Start Input for this task

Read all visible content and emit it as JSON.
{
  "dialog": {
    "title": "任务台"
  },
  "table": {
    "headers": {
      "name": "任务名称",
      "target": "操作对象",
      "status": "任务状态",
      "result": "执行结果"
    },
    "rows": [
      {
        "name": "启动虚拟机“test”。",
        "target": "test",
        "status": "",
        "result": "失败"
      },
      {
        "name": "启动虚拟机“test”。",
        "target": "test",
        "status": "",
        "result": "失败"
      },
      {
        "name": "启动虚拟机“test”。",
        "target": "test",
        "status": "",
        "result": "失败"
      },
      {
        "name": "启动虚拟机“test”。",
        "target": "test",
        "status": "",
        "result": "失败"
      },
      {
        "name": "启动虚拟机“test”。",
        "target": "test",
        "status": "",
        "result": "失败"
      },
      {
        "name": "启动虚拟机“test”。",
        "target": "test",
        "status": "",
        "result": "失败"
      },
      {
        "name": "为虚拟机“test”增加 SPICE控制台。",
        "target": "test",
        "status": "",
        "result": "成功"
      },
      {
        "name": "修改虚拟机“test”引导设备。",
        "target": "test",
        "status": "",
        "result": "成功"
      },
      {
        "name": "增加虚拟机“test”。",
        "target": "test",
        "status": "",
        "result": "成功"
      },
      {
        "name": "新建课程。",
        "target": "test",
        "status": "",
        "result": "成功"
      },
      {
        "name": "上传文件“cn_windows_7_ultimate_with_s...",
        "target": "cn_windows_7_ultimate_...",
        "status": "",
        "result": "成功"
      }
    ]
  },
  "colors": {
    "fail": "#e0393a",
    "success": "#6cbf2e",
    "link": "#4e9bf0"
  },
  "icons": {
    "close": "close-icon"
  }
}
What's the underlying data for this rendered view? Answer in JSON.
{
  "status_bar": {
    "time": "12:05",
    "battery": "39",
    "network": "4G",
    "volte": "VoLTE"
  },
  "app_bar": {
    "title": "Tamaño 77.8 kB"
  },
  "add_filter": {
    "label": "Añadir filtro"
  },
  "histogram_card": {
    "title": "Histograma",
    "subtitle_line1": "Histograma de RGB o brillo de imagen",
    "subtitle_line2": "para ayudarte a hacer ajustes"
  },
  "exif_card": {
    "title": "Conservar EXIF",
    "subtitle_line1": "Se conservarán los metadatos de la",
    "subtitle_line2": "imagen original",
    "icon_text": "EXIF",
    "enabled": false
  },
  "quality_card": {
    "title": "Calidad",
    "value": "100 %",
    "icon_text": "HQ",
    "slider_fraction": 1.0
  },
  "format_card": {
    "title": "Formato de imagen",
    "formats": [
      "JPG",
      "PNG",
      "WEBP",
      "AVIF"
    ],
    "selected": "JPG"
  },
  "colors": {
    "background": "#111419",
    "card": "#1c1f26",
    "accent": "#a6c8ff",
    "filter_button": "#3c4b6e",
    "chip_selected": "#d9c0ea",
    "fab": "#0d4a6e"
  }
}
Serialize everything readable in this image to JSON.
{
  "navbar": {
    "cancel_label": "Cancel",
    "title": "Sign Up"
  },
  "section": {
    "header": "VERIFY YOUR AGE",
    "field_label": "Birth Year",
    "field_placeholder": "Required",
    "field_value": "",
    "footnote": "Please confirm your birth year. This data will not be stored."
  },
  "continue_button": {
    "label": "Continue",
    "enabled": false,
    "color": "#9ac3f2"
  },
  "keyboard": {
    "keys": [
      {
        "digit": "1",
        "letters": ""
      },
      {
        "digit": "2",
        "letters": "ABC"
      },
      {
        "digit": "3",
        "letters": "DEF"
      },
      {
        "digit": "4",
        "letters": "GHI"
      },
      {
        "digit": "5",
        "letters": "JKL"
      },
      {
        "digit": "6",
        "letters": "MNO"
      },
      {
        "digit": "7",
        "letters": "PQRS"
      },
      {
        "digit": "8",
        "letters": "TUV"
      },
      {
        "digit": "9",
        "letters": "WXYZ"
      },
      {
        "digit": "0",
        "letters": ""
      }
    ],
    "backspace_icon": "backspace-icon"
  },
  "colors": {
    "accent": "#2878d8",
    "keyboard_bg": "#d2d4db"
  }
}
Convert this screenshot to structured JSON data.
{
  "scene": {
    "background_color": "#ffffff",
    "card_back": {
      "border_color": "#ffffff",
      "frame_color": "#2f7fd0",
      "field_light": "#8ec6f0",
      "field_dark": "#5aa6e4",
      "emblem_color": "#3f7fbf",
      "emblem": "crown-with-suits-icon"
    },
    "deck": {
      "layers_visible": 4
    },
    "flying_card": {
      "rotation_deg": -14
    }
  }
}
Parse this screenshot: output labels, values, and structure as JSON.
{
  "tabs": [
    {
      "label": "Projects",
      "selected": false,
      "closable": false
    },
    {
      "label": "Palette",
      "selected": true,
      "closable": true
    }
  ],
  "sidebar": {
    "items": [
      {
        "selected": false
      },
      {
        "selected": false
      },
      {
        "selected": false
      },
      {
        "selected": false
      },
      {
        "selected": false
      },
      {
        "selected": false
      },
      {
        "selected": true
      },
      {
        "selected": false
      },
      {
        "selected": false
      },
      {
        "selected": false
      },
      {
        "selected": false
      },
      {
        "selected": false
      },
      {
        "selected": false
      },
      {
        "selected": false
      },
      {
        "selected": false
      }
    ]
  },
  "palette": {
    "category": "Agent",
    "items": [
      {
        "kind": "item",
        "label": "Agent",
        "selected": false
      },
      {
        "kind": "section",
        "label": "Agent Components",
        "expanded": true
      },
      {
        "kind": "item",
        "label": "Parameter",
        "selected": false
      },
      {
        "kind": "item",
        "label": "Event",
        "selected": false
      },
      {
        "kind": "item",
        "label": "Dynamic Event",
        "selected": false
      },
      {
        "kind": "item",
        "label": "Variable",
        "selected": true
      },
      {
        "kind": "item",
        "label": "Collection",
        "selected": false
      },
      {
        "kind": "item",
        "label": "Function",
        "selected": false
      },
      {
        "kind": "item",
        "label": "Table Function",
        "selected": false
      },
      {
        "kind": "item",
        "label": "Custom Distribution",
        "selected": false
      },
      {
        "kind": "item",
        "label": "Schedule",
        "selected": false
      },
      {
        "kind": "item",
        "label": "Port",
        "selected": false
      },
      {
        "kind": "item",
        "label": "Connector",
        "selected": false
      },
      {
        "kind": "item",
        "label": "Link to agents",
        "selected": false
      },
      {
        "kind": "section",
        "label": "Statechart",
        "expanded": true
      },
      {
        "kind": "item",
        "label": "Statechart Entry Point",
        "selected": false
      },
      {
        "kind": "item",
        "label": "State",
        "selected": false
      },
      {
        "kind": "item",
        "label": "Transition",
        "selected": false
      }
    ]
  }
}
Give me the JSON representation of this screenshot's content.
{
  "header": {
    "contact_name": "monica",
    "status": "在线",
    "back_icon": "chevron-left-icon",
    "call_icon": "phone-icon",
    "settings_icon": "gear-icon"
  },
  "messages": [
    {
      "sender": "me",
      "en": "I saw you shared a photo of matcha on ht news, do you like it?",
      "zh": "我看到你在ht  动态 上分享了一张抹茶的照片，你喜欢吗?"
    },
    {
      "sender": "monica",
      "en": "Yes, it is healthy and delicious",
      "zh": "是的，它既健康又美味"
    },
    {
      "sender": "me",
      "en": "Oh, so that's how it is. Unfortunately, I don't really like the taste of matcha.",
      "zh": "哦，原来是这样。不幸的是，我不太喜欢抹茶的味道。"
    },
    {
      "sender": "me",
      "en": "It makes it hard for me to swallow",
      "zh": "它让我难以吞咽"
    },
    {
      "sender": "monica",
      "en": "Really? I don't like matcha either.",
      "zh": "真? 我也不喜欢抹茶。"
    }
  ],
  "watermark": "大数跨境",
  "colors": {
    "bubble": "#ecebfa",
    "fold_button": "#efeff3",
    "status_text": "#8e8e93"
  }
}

End Input for this task

Extract each line of the material exactly as it stands.

Read all visible content and emit it as JSON.
{
  "dialog": {
    "title": "任务台"
  },
  "table": {
    "headers": {
      "name": "任务名称",
      "target": "操作对象",
      "status": "任务状态",
      "result": "执行结果"
    },
    "rows": [
      {
        "name": "启动虚拟机“test”。",
        "target": "test",
        "status": "",
        "result": "失败"
      },
      {
        "name": "启动虚拟机“test”。",
        "target": "test",
        "status": "",
        "result": "失败"
      },
      {
        "name": "启动虚拟机“test”。",
        "target": "test",
        "status": "",
        "result": "失败"
      },
      {
        "name": "启动虚拟机“test”。",
        "target": "test",
        "status": "",
        "result": "失败"
      },
      {
        "name": "启动虚拟机“test”。",
        "target": "test",
        "status": "",
        "result": "失败"
      },
      {
        "name": "启动虚拟机“test”。",
        "target": "test",
        "status": "",
        "result": "失败"
      },
      {
        "name": "为虚拟机“test”增加 SPICE控制台。",
        "target": "test",
        "status": "",
        "result": "成功"
      },
      {
        "name": "修改虚拟机“test”引导设备。",
        "target": "test",
        "status": "",
        "result": "成功"
      },
      {
        "name": "增加虚拟机“test”。",
        "target": "test",
        "status": "",
        "result": "成功"
      },
      {
        "name": "新建课程。",
        "target": "test",
        "status": "",
        "result": "成功"
      },
      {
        "name": "上传文件“cn_windows_7_ultimate_with_s...",
        "target": "cn_windows_7_ultimate_...",
        "status": "",
        "result": "成功"
      }
    ]
  },
  "colors": {
    "fail": "#e0393a",
    "success": "#6cbf2e",
    "link": "#4e9bf0"
  },
  "icons": {
    "close": "close-icon"
  }
}
What's the underlying data for this rendered view? Answer in JSON.
{
  "status_bar": {
    "time": "12:05",
    "battery": "39",
    "network": "4G",
    "volte": "VoLTE"
  },
  "app_bar": {
    "title": "Tamaño 77.8 kB"
  },
  "add_filter": {
    "label": "Añadir filtro"
  },
  "histogram_card": {
    "title": "Histograma",
    "subtitle_line1": "Histograma de RGB o brillo de imagen",
    "subtitle_line2": "para ayudarte a hacer ajustes"
  },
  "exif_card": {
    "title": "Conservar EXIF",
    "subtitle_line1": "Se conservarán los metadatos de la",
    "subtitle_line2": "imagen original",
    "icon_text": "EXIF",
    "enabled": false
  },
  "quality_card": {
    "title": "Calidad",
    "value": "100 %",
    "icon_text": "HQ",
    "slider_fraction": 1.0
  },
  "format_card": {
    "title": "Formato de imagen",
    "formats": [
      "JPG",
      "PNG",
      "WEBP",
      "AVIF"
    ],
    "selected": "JPG"
  },
  "colors": {
    "background": "#111419",
    "card": "#1c1f26",
    "accent": "#a6c8ff",
    "filter_button": "#3c4b6e",
    "chip_selected": "#d9c0ea",
    "fab": "#0d4a6e"
  }
}
Serialize everything readable in this image to JSON.
{
  "navbar": {
    "cancel_label": "Cancel",
    "title": "Sign Up"
  },
  "section": {
    "header": "VERIFY YOUR AGE",
    "field_label": "Birth Year",
    "field_placeholder": "Required",
    "field_value": "",
    "footnote": "Please confirm your birth year. This data will not be stored."
  },
  "continue_button": {
    "label": "Continue",
    "enabled": false,
    "color": "#9ac3f2"
  },
  "keyboard": {
    "keys": [
      {
        "digit": "1",
        "letters": ""
      },
      {
        "digit": "2",
        "letters": "ABC"
      },
      {
        "digit": "3",
        "letters": "DEF"
      },
      {
        "digit": "4",
        "letters": "GHI"
      },
      {
        "digit": "5",
        "letters": "JKL"
      },
      {
        "digit": "6",
        "letters": "MNO"
      },
      {
        "digit": "7",
        "letters": "PQRS"
      },
      {
        "digit": "8",
        "letters": "TUV"
      },
      {
        "digit": "9",
        "letters": "WXYZ"
      },
      {
        "digit": "0",
        "letters": ""
      }
    ],
    "backspace_icon": "backspace-icon"
  },
  "colors": {
    "accent": "#2878d8",
    "keyboard_bg": "#d2d4db"
  }
}
Convert this screenshot to structured JSON data.
{
  "scene": {
    "background_color": "#ffffff",
    "card_back": {
      "border_color": "#ffffff",
      "frame_color": "#2f7fd0",
      "field_light": "#8ec6f0",
      "field_dark": "#5aa6e4",
      "emblem_color": "#3f7fbf",
      "emblem": "crown-with-suits-icon"
    },
    "deck": {
      "layers_visible": 4
    },
    "flying_card": {
      "rotation_deg": -14
    }
  }
}
Parse this screenshot: output labels, values, and structure as JSON.
{
  "tabs": [
    {
      "label": "Projects",
      "selected": false,
      "closable": false
    },
    {
      "label": "Palette",
      "selected": true,
      "closable": true
    }
  ],
  "sidebar": {
    "items": [
      {
        "selected": false
      },
      {
        "selected": false
      },
      {
        "selected": false
      },
      {
        "selected": false
      },
      {
        "selected": false
      },
      {
        "selected": false
      },
      {
        "selected": true
      },
      {
        "selected": false
      },
      {
        "selected": false
      },
      {
        "selected": false
      },
      {
        "selected": false
      },
      {
        "selected": false
      },
      {
        "selected": false
      },
      {
        "selected": false
      },
      {
        "selected": false
      }
    ]
  },
  "palette": {
    "category": "Agent",
    "items": [
      {
        "kind": "item",
        "label": "Agent",
        "selected": false
      },
      {
        "kind": "section",
        "label": "Agent Components",
        "expanded": true
      },
      {
        "kind": "item",
        "label": "Parameter",
        "selected": false
      },
      {
        "kind": "item",
        "label": "Event",
        "selected": false
      },
      {
        "kind": "item",
        "label": "Dynamic Event",
        "selected": false
      },
      {
        "kind": "item",
        "label": "Variable",
        "selected": true
      },
      {
        "kind": "item",
        "label": "Collection",
        "selected": false
      },
      {
        "kind": "item",
        "label": "Function",
        "selected": false
      },
      {
        "kind": "item",
        "label": "Table Function",
        "selected": false
      },
      {
        "kind": "item",
        "label": "Custom Distribution",
        "selected": false
      },
      {
        "kind": "item",
        "label": "Schedule",
        "selected": false
      },
      {
        "kind": "item",
        "label": "Port",
        "selected": false
      },
      {
        "kind": "item",
        "label": "Connector",
        "selected": false
      },
      {
        "kind": "item",
        "label": "Link to agents",
        "selected": false
      },
      {
        "kind": "section",
        "label": "Statechart",
        "expanded": true
      },
      {
        "kind": "item",
        "label": "Statechart Entry Point",
        "selected": false
      },
      {
        "kind": "item",
        "label": "State",
        "selected": false
      },
      {
        "kind": "item",
        "label": "Transition",
        "selected": false
      }
    ]
  }
}
Give me the JSON representation of this screenshot's content.
{
  "header": {
    "contact_name": "monica",
    "status": "在线",
    "back_icon": "chevron-left-icon",
    "call_icon": "phone-icon",
    "settings_icon": "gear-icon"
  },
  "messages": [
    {
      "sender": "me",
      "en": "I saw you shared a photo of matcha on ht news, do you like it?",
      "zh": "我看到你在ht  动态 上分享了一张抹茶的照片，你喜欢吗?"
    },
    {
      "sender": "monica",
      "en": "Yes, it is healthy and delicious",
      "zh": "是的，它既健康又美味"
    },
    {
      "sender": "me",
      "en": "Oh, so that's how it is. Unfortunately, I don't really like the taste of matcha.",
      "zh": "哦，原来是这样。不幸的是，我不太喜欢抹茶的味道。"
    },
    {
      "sender": "me",
      "en": "It makes it hard for me to swallow",
      "zh": "它让我难以吞咽"
    },
    {
      "sender": "monica",
      "en": "Really? I don't like matcha either.",
      "zh": "真? 我也不喜欢抹茶。"
    }
  ],
  "watermark": "大数跨境",
  "colors": {
    "bubble": "#ecebfa",
    "fold_button": "#efeff3",
    "status_text": "#8e8e93"
  }
}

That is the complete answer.